#### DATA ENTRIES:
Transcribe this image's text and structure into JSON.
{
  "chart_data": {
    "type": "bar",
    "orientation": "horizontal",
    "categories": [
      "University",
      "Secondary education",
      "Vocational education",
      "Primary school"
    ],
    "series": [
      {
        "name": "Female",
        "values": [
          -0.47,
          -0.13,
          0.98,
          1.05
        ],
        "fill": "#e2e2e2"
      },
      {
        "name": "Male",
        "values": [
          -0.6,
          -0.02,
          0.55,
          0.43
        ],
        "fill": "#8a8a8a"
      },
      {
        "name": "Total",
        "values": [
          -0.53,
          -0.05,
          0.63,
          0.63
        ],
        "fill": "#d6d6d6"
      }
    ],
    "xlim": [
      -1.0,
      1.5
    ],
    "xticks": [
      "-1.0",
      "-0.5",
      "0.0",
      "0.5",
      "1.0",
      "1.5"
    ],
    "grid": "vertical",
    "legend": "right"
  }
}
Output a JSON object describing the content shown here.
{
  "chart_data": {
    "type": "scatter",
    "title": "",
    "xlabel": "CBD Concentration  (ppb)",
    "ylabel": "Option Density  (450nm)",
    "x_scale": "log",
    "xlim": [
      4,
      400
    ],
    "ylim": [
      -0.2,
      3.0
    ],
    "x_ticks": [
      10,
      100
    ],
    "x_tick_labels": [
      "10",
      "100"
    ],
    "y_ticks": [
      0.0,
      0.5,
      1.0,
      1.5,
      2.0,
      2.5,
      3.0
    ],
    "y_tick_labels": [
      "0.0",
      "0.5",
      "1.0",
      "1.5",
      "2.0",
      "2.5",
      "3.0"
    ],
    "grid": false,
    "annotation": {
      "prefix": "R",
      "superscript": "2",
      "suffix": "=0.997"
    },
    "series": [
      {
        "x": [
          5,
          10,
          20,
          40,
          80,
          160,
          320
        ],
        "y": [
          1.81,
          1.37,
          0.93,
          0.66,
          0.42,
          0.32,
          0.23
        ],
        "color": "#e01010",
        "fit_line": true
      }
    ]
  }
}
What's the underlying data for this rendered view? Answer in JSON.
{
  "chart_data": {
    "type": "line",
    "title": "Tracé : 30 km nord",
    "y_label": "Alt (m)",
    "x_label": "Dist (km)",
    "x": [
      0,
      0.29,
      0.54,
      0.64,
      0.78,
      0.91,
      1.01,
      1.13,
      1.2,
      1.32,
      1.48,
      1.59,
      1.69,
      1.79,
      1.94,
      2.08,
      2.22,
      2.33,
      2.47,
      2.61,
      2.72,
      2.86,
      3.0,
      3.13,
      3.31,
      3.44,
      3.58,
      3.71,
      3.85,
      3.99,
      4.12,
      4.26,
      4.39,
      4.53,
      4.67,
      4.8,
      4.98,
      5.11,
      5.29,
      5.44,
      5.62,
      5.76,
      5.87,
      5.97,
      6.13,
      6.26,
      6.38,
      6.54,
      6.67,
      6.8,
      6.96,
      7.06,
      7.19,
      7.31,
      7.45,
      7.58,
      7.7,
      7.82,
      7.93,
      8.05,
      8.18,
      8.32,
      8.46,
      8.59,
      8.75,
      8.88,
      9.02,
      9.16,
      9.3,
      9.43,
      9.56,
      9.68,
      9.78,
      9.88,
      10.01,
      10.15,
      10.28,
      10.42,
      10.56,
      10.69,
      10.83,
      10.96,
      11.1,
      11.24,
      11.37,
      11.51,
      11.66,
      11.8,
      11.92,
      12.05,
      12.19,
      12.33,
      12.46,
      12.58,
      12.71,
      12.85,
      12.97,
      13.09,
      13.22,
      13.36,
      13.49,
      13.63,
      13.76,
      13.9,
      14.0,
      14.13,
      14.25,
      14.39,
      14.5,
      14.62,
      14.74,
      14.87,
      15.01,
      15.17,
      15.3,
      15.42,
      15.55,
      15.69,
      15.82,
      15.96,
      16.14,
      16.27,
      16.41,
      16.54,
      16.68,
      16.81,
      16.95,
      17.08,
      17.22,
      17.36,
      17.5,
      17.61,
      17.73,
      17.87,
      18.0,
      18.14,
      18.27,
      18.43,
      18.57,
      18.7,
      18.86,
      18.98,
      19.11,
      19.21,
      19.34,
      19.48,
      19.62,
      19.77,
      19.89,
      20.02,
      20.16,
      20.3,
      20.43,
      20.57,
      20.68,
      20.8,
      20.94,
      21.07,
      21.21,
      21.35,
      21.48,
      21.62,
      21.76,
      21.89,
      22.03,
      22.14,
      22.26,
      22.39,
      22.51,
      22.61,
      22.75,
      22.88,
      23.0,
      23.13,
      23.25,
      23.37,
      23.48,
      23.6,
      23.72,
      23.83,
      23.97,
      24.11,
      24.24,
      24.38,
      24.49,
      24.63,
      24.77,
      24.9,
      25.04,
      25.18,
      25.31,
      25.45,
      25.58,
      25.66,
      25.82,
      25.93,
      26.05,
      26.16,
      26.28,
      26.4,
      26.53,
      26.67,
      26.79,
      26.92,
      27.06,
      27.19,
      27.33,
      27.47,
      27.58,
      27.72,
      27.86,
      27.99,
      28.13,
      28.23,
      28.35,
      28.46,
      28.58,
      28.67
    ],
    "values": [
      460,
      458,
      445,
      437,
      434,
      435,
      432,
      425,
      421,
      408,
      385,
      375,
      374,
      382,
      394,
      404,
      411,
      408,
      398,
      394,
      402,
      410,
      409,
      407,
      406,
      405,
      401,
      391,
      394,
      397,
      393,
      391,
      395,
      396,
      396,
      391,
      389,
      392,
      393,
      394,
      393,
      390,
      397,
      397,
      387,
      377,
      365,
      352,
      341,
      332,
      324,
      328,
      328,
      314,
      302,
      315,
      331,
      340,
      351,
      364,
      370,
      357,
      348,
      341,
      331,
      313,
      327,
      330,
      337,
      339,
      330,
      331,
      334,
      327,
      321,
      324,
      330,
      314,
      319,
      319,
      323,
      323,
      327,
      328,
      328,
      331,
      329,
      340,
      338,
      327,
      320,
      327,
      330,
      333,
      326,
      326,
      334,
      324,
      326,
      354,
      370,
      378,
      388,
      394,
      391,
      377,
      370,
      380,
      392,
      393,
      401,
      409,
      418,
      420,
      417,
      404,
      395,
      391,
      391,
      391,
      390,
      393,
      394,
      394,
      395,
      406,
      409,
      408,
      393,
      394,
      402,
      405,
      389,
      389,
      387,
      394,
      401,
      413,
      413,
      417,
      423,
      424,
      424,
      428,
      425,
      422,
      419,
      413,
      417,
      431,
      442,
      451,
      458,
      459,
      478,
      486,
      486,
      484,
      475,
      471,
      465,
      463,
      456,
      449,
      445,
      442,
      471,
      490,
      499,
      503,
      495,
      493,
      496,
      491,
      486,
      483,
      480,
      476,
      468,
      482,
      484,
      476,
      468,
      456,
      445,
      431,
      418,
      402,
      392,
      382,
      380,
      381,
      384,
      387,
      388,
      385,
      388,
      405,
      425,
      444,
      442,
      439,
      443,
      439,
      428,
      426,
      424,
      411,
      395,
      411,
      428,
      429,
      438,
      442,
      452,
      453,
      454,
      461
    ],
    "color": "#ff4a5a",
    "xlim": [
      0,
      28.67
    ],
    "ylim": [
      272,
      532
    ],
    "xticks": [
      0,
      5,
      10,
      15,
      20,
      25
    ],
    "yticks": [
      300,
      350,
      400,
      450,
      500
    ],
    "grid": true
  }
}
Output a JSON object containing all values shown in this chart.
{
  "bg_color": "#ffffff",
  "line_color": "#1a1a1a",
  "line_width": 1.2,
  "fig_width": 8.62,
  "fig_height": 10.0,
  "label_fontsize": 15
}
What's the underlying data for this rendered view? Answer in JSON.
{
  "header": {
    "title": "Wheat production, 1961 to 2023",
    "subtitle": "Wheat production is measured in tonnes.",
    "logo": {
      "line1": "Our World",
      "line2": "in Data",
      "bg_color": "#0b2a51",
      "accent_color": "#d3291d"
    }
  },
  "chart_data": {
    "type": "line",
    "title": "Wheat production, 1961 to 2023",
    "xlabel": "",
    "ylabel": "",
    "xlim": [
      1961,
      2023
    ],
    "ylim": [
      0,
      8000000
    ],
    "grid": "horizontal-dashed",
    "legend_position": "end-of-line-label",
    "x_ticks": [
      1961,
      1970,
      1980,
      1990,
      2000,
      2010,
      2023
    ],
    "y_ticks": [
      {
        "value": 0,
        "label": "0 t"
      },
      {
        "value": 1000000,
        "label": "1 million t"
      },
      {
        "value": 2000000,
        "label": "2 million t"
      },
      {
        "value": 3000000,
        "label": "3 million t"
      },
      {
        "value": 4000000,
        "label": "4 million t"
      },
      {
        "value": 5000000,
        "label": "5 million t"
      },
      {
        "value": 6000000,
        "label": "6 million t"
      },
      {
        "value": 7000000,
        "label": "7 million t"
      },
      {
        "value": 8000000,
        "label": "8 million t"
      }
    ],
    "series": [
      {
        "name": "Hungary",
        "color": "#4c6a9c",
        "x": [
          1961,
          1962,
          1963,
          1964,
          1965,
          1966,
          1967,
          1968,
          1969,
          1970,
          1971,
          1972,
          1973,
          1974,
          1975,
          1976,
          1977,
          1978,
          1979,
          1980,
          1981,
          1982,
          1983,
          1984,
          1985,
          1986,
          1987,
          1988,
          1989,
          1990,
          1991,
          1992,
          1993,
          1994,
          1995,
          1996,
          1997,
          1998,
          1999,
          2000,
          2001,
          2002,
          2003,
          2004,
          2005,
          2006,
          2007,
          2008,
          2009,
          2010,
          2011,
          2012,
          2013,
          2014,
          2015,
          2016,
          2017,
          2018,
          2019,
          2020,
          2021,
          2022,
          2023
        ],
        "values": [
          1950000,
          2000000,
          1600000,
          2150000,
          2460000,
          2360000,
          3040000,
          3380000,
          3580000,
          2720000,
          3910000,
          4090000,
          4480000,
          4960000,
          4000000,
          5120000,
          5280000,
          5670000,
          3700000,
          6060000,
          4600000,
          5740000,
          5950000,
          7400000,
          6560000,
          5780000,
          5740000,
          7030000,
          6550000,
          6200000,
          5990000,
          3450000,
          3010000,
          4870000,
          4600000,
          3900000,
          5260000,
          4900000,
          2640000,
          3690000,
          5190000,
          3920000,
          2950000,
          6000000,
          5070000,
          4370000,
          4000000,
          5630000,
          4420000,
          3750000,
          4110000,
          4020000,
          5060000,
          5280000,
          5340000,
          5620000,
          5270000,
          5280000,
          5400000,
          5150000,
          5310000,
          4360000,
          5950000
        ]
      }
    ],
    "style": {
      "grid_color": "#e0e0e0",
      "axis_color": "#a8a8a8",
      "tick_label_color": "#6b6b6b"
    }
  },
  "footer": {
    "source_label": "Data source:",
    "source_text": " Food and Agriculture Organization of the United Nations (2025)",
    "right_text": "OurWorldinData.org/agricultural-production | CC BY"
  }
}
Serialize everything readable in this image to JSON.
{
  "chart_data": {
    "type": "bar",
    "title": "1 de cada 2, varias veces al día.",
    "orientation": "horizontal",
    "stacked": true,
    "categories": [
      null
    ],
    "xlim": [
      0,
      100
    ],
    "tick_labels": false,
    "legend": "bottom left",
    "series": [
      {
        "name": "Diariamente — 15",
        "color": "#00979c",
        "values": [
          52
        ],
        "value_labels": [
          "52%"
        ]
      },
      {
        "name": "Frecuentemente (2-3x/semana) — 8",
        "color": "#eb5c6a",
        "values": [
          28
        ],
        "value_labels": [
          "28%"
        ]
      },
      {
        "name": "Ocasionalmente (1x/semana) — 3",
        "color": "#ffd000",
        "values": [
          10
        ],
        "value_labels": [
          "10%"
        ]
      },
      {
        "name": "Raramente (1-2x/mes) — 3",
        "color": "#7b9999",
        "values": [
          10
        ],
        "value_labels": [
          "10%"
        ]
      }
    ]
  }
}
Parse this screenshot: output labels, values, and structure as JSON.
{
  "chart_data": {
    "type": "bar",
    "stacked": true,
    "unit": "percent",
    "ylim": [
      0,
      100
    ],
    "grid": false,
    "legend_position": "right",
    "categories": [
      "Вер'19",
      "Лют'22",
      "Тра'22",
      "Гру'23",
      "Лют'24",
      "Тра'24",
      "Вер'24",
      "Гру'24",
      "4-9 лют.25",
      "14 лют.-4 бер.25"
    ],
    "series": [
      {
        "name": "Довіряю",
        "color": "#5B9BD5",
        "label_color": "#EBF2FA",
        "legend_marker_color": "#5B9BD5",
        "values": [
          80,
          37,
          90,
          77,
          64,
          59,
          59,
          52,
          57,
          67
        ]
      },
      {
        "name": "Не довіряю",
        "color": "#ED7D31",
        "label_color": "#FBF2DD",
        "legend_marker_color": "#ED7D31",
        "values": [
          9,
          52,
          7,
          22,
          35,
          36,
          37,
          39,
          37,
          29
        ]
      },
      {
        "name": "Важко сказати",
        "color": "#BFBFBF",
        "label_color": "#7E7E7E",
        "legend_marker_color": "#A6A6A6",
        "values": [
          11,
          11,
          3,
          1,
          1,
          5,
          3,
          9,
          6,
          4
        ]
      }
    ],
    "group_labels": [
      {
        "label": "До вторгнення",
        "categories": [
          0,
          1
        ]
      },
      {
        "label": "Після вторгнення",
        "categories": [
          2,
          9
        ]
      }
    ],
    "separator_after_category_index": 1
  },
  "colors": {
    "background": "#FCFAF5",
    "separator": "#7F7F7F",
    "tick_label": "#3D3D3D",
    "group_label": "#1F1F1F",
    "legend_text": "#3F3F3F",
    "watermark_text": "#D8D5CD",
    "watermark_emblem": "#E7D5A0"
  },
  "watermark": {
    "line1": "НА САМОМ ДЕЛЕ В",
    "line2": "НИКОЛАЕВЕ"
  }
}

#### REQUIREMENTS:
Of the lines in the records, how many contain the word "JSON"? Answer with the number and nothing else.

#### EXERCISE RESULT:
7